* **BLOC DE TEXTE**

^^^^^^^^

Ce 9/20 d'Août 1770
Monsieur, Vous me dites dans Votre lettre du 20 de Juillet que je Vous done des craintes pour Vous tenir en haleine et que mes Victoires font Vos consolations.
Voiçi une petite dose de ses dernières que j'ai à Vous doner. Je viens de recevoir un Courier qui m'a apporté les suites de la bataille du Kagul. Mes troupes ce sont avancée sur le Danube et ont pris poste sur le bord de ce fleuve vis à vis d'Isakchi. Le Visir et l'Aga des Janissaires s'est sauvé sur l'autre bord, mais le reste de son monde qui a voulu l'imiter a été tué, noyé, dispersée. Il a fait abattre le pont. Près de deux mille Janissaires ont été fait prisoniers en cette occasion, vingt canons, cinq mille cheveaux, un butin imense et une grande quantité de vivres de tout espèce sont tombé entre nos mains. Les Tartares tout de suite ont envoyé prier le Maréchal Cte: Roumenzof de les laisser passer en Crimée. Il leur a fait répondre, qu'il exigeait leurs homages et il a envoyé un corps considérable à main gauche vers Ismail, pour leur faire une douce violence. Il y a longtems que nous savons qu'ils ne demandent pas mieux, et que seulement ils évitent le reproche de Félonie. Outre cela la conformité de leur Religion avec celle des Turks, inspiroit des scrupules à quelques Moursa ou chefs de hordes. Cependant souvent en soupirant ils disoit entre eux que les Tartares de Kasan leur confrère et parens, vivoit heureux sans guerre ni oppression. Notés s'il vous plait que ses derniers bâtissent une très belle Mosquée de Pierre.
Les nouvelles de la Grece et celle même de Constantinople confirment les bruits des trois échec souffert par la Flotte Turque.

^^^^^^^^

* **À COMPLÉTER**
- A) D'après la lettre, combien de Janissaires ont été faits prisonniers au bord du Danube, vis-à-vis d'Isakchi ?
- B) Énumérez tout ce qui, selon la lettre, « sont tombé entre nos mains », sans compter les prisonniers.
- C) Expliquez, d'après la lettre, pourquoi quelques Moursa, ou chefs de hordes, éprouvaient des scrupules.

* **EXTRAITS DES LIGNES**
^^^^^^^^

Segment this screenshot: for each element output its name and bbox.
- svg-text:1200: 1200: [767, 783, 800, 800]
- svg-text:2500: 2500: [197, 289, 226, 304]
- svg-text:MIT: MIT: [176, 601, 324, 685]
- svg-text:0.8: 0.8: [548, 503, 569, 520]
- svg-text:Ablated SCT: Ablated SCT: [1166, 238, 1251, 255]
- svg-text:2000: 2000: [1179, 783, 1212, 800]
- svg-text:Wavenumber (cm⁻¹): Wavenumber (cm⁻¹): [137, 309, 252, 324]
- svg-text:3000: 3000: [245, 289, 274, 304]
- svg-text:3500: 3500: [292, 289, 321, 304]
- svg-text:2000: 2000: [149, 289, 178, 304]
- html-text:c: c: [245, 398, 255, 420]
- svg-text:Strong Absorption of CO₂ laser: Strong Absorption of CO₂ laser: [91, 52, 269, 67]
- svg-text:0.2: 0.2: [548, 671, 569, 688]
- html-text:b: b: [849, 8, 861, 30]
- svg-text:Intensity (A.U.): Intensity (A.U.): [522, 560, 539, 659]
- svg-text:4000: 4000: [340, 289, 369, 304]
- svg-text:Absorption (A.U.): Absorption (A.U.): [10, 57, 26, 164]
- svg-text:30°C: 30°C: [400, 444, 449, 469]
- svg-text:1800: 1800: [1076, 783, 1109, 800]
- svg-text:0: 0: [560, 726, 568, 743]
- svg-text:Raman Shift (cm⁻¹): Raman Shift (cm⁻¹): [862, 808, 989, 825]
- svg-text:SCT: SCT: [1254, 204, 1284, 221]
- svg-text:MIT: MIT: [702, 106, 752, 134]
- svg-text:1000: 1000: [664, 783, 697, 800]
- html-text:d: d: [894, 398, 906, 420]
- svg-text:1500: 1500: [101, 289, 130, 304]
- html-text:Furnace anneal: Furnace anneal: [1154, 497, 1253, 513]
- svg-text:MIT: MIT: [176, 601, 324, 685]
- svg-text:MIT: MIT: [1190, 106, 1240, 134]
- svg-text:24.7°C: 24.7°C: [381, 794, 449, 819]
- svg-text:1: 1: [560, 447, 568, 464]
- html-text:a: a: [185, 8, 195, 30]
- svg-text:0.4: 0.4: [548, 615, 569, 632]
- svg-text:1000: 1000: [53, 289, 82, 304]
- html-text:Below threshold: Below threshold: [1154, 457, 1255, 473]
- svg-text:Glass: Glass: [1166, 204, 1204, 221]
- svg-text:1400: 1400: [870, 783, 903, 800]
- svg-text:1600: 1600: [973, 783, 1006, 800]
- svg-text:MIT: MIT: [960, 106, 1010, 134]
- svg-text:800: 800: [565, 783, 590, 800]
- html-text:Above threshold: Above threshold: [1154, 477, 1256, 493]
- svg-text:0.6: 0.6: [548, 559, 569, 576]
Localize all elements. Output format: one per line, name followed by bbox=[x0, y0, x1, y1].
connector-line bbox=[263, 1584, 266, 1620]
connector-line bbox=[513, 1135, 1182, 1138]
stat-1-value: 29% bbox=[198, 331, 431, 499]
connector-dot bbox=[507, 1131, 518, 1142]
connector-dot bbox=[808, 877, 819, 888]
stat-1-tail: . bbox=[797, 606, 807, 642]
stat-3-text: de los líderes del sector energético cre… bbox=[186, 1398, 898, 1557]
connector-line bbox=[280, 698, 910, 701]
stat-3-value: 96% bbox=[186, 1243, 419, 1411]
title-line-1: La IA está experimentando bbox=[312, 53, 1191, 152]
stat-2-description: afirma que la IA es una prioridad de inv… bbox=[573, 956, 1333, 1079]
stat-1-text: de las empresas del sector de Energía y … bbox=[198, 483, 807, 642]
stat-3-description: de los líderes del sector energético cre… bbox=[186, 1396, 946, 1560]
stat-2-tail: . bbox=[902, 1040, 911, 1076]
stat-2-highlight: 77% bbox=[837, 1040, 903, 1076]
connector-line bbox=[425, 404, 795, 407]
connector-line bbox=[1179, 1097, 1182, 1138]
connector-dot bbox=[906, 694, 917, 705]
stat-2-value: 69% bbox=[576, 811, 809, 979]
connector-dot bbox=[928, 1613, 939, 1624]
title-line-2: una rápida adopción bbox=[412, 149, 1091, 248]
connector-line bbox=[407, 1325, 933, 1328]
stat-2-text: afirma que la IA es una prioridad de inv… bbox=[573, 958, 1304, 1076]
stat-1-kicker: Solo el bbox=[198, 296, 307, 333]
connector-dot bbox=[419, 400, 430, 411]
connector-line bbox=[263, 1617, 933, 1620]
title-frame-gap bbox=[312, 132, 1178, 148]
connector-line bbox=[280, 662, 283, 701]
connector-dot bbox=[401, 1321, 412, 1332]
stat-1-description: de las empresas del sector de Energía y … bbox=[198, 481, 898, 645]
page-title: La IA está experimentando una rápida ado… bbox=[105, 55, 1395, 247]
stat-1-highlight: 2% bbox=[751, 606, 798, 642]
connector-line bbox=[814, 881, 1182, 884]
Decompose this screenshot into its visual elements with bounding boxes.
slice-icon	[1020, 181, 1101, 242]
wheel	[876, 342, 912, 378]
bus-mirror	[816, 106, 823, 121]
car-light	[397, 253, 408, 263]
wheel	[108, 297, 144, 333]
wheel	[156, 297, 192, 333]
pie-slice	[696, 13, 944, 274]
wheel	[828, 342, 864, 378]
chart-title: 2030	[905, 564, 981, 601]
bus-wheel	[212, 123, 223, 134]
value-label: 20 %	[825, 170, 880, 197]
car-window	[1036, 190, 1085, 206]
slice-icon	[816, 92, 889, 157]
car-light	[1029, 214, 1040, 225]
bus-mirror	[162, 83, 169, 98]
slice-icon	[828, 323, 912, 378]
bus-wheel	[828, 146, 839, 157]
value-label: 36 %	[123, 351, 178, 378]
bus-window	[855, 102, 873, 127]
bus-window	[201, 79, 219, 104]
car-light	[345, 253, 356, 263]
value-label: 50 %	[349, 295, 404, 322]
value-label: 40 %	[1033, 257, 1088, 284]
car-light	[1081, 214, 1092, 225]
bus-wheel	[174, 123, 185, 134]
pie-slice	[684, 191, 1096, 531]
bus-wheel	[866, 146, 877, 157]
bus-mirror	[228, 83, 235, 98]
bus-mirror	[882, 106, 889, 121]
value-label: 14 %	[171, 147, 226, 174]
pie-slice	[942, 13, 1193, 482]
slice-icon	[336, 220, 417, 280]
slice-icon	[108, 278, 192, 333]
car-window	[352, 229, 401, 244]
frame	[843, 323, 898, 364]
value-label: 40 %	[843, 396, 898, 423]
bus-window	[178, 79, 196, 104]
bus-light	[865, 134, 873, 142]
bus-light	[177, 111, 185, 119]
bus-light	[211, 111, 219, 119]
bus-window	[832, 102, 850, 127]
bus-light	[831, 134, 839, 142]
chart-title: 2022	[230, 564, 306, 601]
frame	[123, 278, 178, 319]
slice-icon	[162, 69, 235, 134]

^^^^^^^^

* **RÉSULTATS DES CONSIGNES**
- A) Près de deux mille Janissaires ont été faits prisonniers.

- B) Vingt canons, cinq mille chevaux, un butin immense et une grande quantité de vivres de toute espèce.

- C) Leur religion était conforme à celle des Turcs, et cette ressemblance leur inspirait des scrupules.